** EXTRACT PROVIDED **
++++++

Johnston and Sherman at the Bennett Place |
On March 26, 1865,
Federal general William T. Sherman met with US President Abraham Lincoln,
General US Grant, and Admiral David Porter on the steamer River Queen near Grant's headquarters at City Point, Virginia. When
Sherman asked Lincoln about what to do with Confederate president Jefferson
Davis, Lincoln responded with a story: "A man once had taken the total-abstinence
pledge. When visiting with a friend, he was invited to take a drink, but
declined, on the score of his pledge; when his friend suggested lemonade, which
was accepted. In preparing the lemonade, the friend pointed to the
branch-bottle, and said the lemonade would be more palatable if he were to pour
in a little brandy; when his guest said, if he could do so 'unbeknown' to him,
he would not object." Sherman added "From which illustration I
inferred that Mr. Lincoln wanted Davis to escape, 'unbeknown' to him." (Sherman,
Memoirs, 2:324-328.)
So Lincoln wanted
Davis, and probably the Confederate cabinet, to simply disappear. To catch Davis
and his cabinet would present unique problems for the Lincoln administration. If
the leader of the "rebellious" Southern states was captured, indicted
for treason, tried, found guilty, and executed, would this not be a driving
factor for the resumption of the war? Or, if Davis was tried and found not guilty,
well, that would lead to all kinds of other problems.

++++++

** PROVIDED MATERIAL **

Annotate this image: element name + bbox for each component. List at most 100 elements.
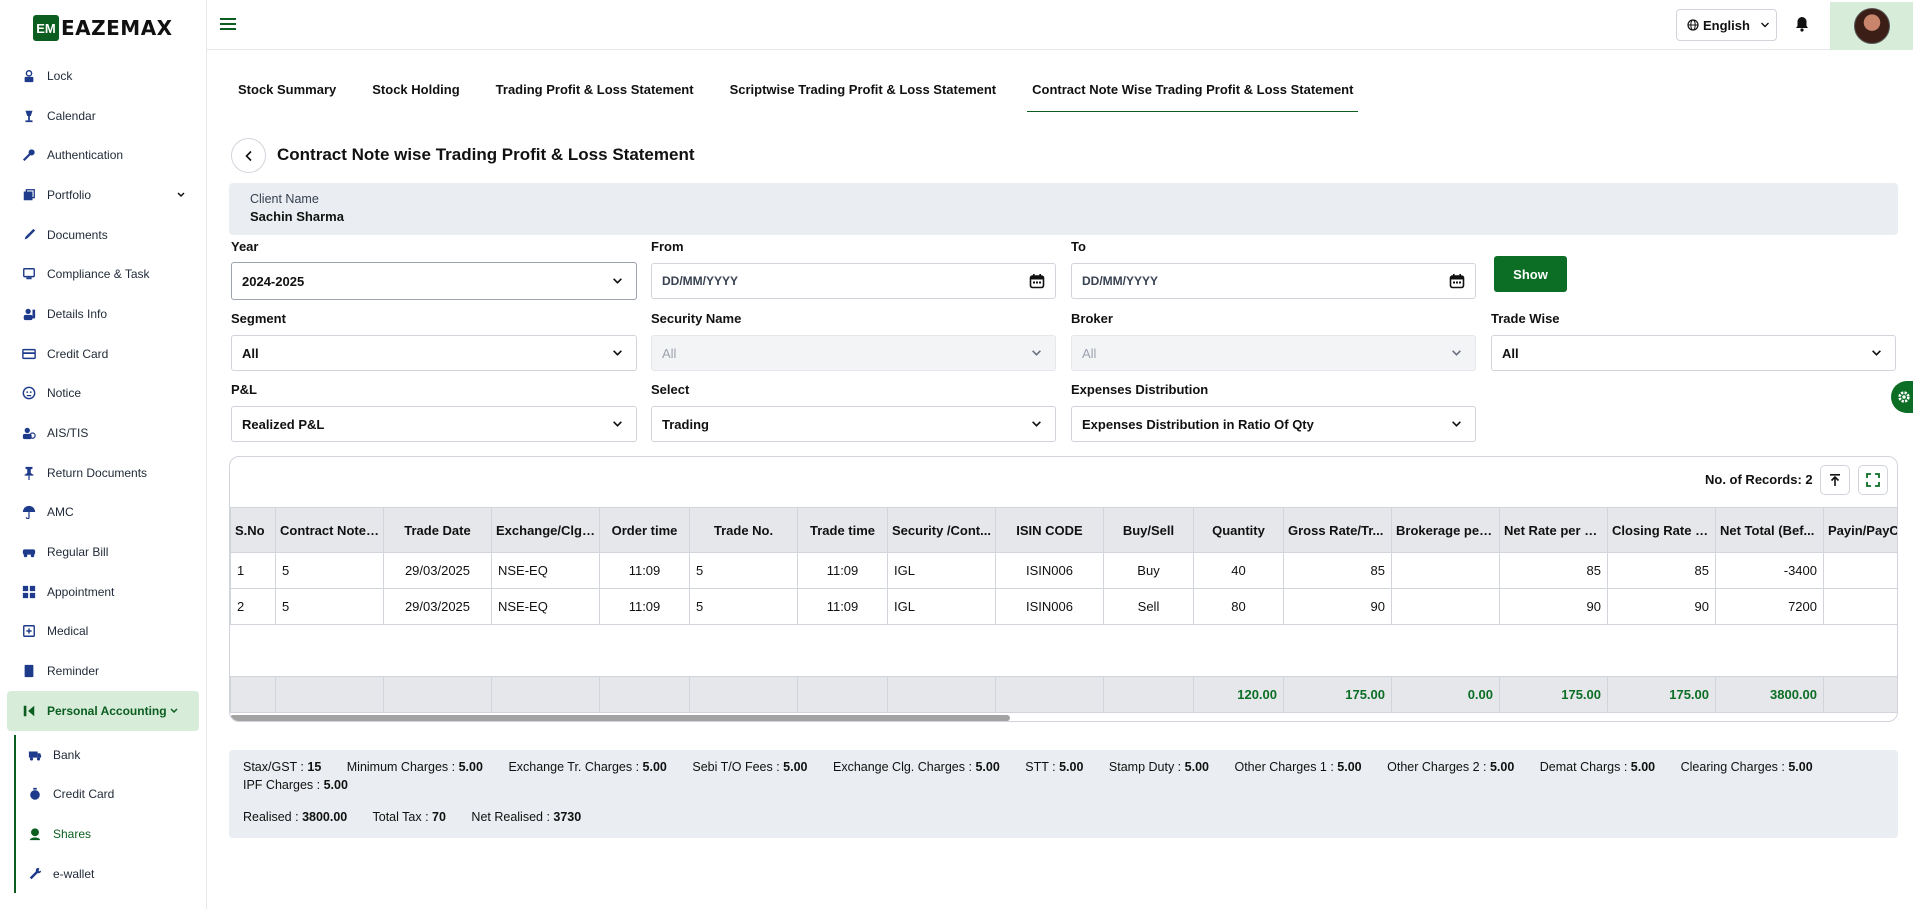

++++++

** AIM 1 **
In the Bennett Place passage, where was the steamer River Queen when Sherman met with Lincoln, Grant and Porter?
** AIM 2 **
Quote the Bennett Place passage word for word, starting at "So Lincoln wanted" and ending at "of other problems.".

** FINISHED ANSWER 1 **
Near Grant's headquarters at City Point, Virginia.

** FINISHED ANSWER 2 **
So Lincoln wanted
Davis, and probably the Confederate cabinet, to simply disappear. To catch Davis
and his cabinet would present unique problems for the Lincoln administration. If
the leader of the "rebellious" Southern states was captured, indicted
for treason, tried, found guilty, and executed, would this not be a driving
factor for the resumption of the war? Or, if Davis was tried and found not guilty,
well, that would lead to all kinds of other problems.